- _Stated task_
Lines that contain the string "title" are to be copied; leave out all others.

Records contained in a dataset:
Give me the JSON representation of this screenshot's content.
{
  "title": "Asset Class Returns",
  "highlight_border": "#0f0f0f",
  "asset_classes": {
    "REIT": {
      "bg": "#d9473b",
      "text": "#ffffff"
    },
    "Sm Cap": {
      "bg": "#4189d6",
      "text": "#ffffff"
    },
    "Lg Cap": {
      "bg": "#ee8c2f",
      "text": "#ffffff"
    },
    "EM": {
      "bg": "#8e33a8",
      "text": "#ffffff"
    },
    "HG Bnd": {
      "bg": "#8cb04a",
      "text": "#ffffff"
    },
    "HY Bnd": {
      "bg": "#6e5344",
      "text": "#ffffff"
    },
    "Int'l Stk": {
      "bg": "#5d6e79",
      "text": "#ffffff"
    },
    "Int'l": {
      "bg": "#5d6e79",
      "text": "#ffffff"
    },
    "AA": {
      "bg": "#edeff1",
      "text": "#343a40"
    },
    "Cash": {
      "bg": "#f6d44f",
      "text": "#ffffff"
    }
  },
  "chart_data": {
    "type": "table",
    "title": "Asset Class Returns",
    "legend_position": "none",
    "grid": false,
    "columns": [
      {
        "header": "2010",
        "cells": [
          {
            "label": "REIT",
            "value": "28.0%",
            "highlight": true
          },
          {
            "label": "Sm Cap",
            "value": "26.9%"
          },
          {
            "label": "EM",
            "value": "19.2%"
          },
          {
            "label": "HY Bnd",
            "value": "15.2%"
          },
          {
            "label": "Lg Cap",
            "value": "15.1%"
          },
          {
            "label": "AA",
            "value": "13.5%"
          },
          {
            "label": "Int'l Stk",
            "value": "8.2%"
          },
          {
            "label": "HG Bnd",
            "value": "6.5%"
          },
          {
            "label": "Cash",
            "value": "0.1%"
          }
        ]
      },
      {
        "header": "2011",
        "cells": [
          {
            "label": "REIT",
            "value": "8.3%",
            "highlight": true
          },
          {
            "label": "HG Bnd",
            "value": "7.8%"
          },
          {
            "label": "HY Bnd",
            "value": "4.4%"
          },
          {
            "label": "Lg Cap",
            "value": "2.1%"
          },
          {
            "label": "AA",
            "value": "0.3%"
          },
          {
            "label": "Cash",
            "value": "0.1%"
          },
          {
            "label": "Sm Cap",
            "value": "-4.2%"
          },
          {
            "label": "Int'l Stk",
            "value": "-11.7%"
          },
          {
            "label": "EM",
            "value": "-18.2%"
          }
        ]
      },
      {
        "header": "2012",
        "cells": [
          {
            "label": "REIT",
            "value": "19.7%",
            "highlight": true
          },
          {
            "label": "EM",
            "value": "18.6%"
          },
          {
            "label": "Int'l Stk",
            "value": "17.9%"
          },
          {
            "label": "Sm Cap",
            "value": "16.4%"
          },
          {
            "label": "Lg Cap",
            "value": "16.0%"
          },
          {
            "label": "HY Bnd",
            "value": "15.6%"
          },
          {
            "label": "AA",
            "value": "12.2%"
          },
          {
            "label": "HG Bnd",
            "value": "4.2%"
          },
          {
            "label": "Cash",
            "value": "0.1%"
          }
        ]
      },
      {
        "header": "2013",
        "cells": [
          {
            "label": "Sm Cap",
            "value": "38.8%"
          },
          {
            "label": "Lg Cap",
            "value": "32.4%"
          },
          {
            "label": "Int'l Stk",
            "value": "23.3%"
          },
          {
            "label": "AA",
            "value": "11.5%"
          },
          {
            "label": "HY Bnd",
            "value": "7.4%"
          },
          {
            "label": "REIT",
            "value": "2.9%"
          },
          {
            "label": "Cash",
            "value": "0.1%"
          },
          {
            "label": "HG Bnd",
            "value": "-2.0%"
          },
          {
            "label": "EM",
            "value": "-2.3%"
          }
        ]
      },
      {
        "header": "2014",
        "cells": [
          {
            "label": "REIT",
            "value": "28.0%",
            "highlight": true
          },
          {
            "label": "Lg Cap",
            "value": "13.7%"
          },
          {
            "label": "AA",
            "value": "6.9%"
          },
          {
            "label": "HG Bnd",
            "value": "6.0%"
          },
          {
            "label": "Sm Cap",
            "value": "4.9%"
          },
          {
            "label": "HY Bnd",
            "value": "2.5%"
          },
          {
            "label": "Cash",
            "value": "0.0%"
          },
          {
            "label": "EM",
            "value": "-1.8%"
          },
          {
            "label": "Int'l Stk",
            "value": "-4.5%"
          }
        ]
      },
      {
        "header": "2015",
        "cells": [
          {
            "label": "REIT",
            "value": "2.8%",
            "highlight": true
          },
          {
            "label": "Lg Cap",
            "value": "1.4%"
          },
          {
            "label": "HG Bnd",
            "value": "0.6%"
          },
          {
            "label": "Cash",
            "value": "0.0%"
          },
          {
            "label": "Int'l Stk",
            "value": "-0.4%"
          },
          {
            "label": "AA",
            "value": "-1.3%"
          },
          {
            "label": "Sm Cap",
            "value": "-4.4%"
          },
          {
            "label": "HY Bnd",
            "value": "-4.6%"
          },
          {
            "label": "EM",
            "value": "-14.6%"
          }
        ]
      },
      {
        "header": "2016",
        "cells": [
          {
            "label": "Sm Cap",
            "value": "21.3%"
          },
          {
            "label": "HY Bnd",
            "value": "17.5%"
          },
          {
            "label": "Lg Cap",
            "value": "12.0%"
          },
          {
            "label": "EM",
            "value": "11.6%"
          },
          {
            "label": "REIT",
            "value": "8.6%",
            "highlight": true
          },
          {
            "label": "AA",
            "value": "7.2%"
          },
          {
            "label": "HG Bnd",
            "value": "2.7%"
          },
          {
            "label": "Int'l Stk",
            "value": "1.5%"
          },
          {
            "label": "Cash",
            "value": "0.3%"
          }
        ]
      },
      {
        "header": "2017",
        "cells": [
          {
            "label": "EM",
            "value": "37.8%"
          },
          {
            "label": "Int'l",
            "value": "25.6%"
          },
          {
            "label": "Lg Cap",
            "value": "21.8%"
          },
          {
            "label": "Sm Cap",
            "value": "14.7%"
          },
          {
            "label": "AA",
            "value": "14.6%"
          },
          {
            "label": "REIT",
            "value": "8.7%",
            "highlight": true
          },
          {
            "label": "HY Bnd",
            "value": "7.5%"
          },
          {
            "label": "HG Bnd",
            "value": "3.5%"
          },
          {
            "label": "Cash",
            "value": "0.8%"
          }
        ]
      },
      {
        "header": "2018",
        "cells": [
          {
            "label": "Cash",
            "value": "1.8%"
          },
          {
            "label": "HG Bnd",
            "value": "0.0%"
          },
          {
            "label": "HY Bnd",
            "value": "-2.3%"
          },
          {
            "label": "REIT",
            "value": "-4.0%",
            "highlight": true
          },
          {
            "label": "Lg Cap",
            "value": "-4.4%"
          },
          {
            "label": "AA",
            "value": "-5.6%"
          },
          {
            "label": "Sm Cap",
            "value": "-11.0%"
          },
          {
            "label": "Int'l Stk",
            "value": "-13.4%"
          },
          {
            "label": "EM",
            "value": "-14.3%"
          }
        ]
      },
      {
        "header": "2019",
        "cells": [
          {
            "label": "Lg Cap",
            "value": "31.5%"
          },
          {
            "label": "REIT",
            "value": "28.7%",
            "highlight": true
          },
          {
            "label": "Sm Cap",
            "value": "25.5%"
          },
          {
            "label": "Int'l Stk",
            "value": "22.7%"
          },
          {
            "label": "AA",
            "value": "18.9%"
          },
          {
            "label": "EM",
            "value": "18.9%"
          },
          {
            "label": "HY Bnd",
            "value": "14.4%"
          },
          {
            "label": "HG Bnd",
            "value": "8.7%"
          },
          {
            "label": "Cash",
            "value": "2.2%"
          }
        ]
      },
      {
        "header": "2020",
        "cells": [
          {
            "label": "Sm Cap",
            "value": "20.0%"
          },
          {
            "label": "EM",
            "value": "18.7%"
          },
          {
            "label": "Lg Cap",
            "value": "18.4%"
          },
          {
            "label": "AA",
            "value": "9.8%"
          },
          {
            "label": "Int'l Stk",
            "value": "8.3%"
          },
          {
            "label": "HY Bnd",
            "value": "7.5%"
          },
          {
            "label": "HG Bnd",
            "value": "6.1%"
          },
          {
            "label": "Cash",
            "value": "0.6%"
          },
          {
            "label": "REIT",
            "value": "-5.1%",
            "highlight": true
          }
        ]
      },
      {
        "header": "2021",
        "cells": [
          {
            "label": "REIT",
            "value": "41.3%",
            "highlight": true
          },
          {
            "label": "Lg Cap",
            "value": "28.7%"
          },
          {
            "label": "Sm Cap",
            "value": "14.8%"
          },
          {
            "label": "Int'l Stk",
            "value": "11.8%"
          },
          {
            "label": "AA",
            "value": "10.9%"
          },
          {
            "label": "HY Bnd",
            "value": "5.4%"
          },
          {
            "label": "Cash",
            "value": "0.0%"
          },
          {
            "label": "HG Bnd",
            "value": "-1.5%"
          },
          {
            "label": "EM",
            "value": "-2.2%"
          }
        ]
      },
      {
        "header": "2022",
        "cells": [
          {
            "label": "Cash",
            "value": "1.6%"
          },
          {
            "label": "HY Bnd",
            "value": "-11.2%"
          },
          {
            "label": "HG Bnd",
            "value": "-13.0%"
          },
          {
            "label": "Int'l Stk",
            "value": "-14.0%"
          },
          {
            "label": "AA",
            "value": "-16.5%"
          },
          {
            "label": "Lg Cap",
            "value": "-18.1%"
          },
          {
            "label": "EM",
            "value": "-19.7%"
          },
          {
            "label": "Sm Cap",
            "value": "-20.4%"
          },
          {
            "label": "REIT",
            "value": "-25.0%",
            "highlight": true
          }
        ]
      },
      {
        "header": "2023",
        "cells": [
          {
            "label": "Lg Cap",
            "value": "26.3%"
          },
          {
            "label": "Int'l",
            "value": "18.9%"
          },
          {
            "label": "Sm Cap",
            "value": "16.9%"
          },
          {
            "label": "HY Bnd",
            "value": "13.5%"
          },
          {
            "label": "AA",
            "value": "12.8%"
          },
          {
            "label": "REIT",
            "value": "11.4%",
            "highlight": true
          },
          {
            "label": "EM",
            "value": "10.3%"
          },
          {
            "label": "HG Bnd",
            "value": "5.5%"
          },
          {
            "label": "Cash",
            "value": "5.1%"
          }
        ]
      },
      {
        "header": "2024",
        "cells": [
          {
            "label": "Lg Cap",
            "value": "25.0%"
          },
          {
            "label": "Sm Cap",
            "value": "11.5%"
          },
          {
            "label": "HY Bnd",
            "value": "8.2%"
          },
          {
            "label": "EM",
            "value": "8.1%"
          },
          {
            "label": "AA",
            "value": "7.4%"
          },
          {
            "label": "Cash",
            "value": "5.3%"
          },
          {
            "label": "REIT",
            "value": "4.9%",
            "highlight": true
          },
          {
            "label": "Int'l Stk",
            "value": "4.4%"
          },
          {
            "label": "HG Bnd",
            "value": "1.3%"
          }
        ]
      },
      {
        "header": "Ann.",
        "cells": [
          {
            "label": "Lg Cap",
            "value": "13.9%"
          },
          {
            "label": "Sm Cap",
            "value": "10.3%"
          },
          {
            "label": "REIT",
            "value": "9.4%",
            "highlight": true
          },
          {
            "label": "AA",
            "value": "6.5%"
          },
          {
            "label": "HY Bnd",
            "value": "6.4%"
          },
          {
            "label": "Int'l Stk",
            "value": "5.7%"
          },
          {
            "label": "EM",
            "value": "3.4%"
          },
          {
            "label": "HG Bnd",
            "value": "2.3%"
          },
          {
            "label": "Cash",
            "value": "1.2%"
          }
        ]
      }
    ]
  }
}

- _Response_
  "title": "Asset Class Returns",
    "title": "Asset Class Returns",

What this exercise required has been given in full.